Exercise brief.
Below are the records; pull every line that includes "future".

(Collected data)
******

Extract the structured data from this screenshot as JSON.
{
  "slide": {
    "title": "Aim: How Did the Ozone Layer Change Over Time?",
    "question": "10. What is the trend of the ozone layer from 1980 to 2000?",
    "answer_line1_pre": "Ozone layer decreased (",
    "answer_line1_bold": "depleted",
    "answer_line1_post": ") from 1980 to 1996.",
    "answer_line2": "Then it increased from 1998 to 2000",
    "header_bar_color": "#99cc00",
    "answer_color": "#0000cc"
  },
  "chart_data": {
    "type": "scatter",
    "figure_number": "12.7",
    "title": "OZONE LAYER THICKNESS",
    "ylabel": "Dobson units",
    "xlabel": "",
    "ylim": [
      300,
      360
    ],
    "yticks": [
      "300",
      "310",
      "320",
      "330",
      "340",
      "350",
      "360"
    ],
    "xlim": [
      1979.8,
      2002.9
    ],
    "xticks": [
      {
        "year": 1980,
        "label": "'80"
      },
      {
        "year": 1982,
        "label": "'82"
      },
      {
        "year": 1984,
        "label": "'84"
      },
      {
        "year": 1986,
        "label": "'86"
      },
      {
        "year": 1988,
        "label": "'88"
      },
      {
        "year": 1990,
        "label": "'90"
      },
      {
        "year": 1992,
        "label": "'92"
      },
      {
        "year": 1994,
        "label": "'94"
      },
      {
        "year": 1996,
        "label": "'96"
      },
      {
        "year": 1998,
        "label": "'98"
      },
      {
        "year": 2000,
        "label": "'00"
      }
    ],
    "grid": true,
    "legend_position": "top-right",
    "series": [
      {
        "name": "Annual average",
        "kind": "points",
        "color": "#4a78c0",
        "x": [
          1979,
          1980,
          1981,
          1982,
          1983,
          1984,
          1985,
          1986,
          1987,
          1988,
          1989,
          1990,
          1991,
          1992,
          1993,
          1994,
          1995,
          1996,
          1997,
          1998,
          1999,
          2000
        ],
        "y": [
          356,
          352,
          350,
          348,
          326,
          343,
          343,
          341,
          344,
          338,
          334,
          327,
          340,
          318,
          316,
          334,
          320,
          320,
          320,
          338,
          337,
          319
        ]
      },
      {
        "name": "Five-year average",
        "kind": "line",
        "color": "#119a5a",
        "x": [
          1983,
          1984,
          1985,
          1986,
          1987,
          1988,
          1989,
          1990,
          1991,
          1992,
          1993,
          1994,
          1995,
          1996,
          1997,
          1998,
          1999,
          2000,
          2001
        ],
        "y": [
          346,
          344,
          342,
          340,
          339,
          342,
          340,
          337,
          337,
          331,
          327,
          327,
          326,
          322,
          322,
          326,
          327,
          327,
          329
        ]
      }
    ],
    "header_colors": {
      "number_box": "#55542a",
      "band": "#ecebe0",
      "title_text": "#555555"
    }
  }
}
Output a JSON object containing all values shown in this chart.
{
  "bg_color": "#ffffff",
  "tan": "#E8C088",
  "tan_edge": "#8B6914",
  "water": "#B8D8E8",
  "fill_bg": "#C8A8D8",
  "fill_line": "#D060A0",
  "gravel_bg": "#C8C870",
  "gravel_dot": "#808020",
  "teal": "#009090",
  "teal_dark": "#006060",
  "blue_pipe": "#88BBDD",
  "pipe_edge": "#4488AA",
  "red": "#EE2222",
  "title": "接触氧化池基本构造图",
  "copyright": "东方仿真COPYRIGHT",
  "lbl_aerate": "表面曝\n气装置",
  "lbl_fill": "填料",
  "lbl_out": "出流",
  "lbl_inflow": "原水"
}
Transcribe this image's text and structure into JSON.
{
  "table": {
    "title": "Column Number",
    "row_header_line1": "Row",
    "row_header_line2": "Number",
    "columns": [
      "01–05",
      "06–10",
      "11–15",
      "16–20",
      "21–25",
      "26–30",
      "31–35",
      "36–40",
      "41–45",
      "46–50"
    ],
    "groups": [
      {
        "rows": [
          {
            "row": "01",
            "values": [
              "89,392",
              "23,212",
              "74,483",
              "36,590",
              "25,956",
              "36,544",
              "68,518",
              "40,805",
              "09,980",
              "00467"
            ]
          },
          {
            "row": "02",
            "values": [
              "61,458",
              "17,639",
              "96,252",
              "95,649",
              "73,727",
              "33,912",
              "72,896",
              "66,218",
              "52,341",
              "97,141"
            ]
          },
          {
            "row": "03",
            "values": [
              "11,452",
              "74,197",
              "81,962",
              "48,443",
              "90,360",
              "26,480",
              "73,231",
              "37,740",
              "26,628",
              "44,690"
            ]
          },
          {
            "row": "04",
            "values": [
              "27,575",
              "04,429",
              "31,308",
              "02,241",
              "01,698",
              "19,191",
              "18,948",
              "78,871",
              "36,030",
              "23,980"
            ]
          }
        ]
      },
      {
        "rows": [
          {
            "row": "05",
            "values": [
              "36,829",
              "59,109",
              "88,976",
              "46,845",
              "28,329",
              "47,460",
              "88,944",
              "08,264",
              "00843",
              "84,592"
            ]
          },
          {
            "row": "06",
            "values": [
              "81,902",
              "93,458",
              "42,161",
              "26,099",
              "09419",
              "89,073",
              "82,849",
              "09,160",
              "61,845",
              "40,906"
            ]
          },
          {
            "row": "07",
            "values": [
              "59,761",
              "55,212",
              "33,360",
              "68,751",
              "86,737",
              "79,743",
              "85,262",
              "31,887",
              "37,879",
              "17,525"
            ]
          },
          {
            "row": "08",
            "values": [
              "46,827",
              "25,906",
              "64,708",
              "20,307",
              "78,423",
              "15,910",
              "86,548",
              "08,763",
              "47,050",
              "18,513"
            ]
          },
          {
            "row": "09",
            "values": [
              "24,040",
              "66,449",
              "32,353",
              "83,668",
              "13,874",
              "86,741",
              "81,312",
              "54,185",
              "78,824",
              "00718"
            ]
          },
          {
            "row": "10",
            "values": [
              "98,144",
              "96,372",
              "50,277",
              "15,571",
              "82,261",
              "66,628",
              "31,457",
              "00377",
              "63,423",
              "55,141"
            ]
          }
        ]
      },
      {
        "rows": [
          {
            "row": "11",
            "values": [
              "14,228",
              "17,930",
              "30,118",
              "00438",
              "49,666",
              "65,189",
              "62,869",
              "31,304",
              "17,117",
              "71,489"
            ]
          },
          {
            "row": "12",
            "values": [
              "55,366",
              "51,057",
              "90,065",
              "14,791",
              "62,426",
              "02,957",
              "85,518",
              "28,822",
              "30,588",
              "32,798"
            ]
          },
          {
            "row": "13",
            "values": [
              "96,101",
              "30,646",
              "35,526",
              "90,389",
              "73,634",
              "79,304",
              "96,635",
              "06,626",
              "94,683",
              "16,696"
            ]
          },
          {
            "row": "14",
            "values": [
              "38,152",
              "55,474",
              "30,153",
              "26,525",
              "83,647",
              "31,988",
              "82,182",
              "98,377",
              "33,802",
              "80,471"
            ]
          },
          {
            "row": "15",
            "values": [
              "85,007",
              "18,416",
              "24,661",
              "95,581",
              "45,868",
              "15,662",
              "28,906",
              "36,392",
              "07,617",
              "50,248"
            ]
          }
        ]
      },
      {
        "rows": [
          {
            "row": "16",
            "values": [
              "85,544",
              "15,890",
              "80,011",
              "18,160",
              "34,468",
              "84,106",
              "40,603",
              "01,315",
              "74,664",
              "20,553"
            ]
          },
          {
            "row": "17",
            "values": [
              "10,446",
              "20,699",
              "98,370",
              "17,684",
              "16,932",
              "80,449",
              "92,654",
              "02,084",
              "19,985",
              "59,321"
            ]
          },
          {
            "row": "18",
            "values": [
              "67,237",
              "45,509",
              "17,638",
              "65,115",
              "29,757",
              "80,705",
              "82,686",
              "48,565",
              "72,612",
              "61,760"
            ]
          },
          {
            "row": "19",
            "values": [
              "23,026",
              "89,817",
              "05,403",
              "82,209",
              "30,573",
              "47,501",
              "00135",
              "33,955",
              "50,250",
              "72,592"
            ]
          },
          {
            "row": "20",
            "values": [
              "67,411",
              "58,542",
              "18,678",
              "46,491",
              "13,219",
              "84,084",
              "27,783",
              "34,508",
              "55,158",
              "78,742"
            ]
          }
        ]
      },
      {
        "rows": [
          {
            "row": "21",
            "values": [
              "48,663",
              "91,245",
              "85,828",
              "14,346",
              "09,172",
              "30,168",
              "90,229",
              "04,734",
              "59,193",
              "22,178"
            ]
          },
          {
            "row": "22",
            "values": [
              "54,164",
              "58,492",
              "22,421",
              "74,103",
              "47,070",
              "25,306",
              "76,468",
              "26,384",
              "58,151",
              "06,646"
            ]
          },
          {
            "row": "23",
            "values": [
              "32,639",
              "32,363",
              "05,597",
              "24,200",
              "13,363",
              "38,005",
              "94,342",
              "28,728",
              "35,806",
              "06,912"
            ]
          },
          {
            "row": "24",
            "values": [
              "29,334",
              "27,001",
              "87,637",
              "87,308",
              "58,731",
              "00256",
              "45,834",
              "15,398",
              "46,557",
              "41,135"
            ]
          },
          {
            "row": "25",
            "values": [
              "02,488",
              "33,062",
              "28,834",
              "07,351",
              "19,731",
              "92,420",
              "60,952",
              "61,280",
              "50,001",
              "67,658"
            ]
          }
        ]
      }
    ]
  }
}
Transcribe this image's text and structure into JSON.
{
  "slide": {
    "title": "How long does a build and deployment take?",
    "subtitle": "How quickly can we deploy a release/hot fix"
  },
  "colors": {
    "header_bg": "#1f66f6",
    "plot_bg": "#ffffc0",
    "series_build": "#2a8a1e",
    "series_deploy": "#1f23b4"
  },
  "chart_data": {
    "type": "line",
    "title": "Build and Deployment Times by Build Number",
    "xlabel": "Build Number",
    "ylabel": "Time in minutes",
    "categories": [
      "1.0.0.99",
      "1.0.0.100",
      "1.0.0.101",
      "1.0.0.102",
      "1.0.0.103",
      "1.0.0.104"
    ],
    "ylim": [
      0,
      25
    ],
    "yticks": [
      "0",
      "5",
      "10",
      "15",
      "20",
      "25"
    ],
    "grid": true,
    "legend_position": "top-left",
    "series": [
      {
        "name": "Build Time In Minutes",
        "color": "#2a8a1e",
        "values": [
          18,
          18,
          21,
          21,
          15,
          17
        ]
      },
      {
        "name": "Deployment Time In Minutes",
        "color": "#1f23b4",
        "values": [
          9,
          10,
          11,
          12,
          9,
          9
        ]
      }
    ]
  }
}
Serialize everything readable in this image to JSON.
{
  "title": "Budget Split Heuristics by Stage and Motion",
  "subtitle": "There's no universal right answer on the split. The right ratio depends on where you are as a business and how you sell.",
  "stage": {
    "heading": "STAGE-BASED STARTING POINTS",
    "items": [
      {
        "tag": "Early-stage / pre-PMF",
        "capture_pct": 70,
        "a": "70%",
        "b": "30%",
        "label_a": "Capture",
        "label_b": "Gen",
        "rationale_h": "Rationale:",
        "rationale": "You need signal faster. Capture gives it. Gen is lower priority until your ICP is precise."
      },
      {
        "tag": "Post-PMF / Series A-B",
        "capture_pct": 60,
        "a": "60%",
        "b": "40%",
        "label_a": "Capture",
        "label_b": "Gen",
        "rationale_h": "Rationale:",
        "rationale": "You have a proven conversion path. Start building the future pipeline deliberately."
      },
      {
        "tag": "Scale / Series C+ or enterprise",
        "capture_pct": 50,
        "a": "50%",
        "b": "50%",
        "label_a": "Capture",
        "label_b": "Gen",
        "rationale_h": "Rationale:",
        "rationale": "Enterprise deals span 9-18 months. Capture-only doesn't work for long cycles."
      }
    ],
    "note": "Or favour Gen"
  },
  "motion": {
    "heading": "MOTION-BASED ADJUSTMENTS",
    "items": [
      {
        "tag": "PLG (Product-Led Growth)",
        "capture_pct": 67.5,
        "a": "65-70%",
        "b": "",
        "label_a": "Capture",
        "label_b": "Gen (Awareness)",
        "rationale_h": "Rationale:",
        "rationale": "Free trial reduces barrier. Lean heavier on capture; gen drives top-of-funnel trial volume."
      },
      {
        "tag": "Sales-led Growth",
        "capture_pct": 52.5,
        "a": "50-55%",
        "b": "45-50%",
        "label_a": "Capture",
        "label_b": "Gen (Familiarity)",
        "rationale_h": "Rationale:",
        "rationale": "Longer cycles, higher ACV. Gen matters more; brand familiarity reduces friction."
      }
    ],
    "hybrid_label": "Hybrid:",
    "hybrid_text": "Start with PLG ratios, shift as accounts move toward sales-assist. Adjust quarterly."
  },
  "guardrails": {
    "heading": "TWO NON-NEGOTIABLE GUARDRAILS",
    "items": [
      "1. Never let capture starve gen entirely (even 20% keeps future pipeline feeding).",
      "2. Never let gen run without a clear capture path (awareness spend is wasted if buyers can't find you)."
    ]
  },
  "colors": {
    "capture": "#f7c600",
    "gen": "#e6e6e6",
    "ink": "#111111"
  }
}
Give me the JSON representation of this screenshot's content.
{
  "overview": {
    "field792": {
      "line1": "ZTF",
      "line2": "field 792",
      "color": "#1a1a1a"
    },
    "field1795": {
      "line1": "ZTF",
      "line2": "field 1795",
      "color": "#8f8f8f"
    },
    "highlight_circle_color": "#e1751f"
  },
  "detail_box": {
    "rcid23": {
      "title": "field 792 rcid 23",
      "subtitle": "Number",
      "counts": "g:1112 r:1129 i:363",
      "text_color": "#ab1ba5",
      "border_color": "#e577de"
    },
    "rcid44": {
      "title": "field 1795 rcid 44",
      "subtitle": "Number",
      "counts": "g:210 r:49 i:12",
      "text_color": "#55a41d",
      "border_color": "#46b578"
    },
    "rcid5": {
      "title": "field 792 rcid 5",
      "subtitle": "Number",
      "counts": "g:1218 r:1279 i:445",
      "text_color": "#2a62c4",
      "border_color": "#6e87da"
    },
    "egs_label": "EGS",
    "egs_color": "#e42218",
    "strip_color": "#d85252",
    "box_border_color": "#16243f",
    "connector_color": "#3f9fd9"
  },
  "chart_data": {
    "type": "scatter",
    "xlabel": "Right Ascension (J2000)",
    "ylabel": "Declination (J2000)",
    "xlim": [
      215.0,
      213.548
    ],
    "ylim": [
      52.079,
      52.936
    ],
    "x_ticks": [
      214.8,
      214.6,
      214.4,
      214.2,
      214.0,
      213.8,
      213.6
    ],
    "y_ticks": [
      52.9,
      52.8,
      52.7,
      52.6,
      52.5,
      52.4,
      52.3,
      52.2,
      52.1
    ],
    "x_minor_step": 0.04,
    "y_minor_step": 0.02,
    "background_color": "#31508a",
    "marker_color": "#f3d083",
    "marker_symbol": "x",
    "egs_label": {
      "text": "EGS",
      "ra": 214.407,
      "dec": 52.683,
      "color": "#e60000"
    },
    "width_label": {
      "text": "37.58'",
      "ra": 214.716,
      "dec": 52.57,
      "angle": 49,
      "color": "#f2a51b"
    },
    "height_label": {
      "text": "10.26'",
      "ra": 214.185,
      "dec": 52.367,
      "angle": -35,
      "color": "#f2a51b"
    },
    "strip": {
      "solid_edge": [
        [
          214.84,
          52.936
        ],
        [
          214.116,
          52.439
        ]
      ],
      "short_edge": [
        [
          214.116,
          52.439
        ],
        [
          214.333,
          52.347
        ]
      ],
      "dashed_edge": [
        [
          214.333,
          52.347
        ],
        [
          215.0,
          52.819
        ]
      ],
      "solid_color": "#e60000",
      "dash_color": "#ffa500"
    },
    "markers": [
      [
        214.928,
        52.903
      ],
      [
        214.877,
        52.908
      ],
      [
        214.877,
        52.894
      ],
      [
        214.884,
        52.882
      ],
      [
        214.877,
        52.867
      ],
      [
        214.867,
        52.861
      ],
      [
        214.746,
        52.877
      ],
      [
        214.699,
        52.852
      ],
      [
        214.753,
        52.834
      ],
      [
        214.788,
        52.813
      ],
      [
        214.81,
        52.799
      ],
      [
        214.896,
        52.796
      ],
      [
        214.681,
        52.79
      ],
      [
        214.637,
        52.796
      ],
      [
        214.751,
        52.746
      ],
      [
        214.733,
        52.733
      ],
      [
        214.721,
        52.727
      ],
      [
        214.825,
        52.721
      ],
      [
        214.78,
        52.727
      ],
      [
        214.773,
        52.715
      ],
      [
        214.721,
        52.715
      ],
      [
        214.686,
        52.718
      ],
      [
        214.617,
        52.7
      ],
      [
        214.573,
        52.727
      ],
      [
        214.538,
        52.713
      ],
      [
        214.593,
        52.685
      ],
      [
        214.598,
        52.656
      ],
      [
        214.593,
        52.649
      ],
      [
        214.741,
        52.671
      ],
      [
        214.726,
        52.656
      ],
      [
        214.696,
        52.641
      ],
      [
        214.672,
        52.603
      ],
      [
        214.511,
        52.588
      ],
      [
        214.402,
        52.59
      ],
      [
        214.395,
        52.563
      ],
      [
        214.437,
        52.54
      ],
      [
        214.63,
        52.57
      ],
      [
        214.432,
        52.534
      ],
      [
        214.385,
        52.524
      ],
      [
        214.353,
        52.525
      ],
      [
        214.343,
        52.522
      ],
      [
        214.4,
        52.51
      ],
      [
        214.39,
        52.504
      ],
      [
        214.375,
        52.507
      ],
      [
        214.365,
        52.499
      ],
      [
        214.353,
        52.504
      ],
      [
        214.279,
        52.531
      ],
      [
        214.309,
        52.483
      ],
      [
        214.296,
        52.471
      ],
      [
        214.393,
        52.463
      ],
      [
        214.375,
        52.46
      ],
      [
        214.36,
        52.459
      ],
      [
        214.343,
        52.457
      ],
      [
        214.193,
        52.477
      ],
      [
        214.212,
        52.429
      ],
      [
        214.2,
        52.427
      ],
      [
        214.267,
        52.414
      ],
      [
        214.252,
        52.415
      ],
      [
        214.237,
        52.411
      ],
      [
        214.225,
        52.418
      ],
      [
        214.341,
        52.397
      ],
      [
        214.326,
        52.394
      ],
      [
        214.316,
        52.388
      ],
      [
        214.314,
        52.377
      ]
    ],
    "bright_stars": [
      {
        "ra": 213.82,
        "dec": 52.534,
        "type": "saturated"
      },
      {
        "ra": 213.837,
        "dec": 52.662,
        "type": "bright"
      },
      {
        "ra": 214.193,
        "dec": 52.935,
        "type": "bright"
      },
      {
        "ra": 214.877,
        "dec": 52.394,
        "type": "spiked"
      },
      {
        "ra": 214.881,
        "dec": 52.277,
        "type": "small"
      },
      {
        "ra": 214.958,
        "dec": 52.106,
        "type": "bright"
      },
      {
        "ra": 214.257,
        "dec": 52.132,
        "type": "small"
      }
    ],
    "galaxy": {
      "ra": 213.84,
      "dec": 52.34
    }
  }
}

******

Exercise solution.
        "rationale": "You have a proven conversion path. Start building the future pipeline deliberately."
      "1. Never let capture starve gen entirely (even 20% keeps future pipeline feeding).",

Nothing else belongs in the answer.